The good news is that the negative information – the records of missed payments, defaults and even county court judgments – won’t stay on your credit report forever. Details of your late payments can be viewed for six years after they were settled. Searches and rejections of credit typically disappear after 12 months. So this dark cloud won’t hang over you forever.
Before we talk about applying for credit again, there are steps you can take to improve your credit health. Firstly, you should review your credit reports and make sure there are no errors that could be holding your score back. You can get your credit report for free from each of the three credit reference agencies – TransUnion, Equifax and Experian – and can ask them to investigate errors. Lenders and credit reference agencies have 28 days to respond to disputes.
Registering to vote by getting on the electoral roll can boost your credit score, while you may even be able to add the record of your monthly rent payments to your credit score by asking your landlord to report rental payments to firms like The Rental Exchange, CreditLadder or Canopy.
Experian has launched a new tool that allows you to share information about your banking habits and subscriptions – information which is not traditionally factored into your credit score – in order to increase your score. That means paying your council tax or even paying for Netflix and Amazon Prime could give your score a boost.
If you still want a credit card, your choice is likely to be limited to a particular set of cards designed for people with poor or ‘thin’ credit histories. These are known as ‘credit-builder’ cards, or sometimes ‘bad credit’ cards.

[RECORDED DATA]:

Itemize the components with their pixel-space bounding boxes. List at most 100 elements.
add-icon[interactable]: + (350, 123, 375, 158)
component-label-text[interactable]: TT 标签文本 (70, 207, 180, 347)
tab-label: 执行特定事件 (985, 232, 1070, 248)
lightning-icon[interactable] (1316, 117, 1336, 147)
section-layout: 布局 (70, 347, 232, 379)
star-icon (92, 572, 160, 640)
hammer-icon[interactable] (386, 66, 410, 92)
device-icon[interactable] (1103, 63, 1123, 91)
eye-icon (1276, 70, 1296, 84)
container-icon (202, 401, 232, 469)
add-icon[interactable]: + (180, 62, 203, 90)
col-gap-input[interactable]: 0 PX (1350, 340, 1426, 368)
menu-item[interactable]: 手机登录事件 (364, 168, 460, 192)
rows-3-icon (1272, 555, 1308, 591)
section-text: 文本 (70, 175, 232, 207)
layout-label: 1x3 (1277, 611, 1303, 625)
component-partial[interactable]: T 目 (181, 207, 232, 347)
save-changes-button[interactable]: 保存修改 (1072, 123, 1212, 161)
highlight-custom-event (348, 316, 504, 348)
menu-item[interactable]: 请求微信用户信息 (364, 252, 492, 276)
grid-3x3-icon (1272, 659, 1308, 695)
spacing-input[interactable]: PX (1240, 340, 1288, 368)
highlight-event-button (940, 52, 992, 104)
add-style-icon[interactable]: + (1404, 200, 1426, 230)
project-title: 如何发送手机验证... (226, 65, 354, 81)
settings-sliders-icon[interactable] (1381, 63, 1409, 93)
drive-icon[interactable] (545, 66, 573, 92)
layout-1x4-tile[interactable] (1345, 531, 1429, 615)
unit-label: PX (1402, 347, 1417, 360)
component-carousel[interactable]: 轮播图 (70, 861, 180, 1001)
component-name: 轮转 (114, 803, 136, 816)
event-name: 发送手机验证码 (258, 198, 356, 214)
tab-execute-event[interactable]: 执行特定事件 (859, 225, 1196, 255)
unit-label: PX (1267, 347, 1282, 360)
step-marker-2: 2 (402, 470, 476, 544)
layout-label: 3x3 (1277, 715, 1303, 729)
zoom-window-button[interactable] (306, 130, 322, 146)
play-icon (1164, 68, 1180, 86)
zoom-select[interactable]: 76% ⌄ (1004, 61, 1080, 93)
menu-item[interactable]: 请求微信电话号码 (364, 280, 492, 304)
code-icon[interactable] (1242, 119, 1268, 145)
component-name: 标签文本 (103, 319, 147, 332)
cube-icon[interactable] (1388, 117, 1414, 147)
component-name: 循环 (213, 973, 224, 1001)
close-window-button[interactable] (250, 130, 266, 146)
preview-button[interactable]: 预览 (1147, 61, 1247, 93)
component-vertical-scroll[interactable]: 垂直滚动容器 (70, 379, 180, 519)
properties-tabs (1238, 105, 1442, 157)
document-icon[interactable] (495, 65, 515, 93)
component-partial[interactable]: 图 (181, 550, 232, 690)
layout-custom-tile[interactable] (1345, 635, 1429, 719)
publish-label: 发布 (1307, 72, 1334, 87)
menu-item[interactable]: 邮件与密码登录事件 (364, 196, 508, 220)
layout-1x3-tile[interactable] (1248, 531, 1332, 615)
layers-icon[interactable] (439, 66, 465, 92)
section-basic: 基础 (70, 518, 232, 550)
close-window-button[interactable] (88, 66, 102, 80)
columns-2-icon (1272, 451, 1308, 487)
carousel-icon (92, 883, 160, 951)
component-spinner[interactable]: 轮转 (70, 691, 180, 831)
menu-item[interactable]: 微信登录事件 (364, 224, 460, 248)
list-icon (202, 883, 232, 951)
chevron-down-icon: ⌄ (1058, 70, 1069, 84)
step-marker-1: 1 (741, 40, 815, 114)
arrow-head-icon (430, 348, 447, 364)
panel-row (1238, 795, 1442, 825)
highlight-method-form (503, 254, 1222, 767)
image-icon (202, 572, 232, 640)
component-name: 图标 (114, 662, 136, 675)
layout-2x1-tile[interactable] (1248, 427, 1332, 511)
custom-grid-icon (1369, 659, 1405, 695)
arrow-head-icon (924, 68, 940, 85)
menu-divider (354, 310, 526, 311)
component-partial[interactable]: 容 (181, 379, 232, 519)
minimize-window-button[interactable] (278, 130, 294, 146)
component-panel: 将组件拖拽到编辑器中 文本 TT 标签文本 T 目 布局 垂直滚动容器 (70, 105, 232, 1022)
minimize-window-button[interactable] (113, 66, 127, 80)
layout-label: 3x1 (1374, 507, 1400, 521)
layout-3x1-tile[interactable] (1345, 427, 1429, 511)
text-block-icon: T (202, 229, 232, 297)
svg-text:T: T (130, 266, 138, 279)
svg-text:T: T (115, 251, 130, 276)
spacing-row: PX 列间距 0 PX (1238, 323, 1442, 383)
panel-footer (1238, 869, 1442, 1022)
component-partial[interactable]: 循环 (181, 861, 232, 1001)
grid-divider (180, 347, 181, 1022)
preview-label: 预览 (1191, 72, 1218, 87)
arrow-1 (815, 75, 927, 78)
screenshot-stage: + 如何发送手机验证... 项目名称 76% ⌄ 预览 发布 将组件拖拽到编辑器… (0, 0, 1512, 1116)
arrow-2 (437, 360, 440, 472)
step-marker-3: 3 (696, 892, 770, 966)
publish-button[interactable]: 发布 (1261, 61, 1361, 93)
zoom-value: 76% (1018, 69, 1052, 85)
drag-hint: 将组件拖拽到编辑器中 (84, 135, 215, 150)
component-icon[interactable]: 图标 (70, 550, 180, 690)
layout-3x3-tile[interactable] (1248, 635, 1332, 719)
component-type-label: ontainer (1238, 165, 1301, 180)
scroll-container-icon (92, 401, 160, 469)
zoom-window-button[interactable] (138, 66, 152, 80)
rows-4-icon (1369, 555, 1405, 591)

[REQUIREMENT]:
Please continue the text above on rebuilding a poor credit score, starting right after its last sentence about credit-builder cards.

[RESPONSE]:
These cards have higher interest rates compared to the most competitive products in the market, to reflect the risk that a lender is taking in by providing credit to someone with a history of repayment problems. You can expect to find an APR of around 29 per cent. They also have lower limits, so when you apply, don’t be surprised to find that the lender will initially only give you £250 to £500.
However, these cards can be used to demonstrate that you are a responsible borrower, can repay on time and stay within your credit limit.
Here’s the golden rule – avoid borrowing money on these credit cards. Purchases tend to be interest-free for 55 days, after which you’ll be charged a considerable amount of interest. So limit the use of these cards, and when you do use them, try to pay them off in full. If you don’t pay on time, you will lose any promotional offer, be hit with a fee and your provider will report your missed payment to the credit reference agencies, reversing any good work you might have done. Set up a direct debit to ensure that your minimum payments are met in advance of the credit card payment date.
When you apply, use an eligibility checker first. This will ask for some basic information and carry out a ‘soft search’ on your credit file, returning a list of cards and the probability of your application being successful. That would be a helpful guide to find a card that is likely to accept you.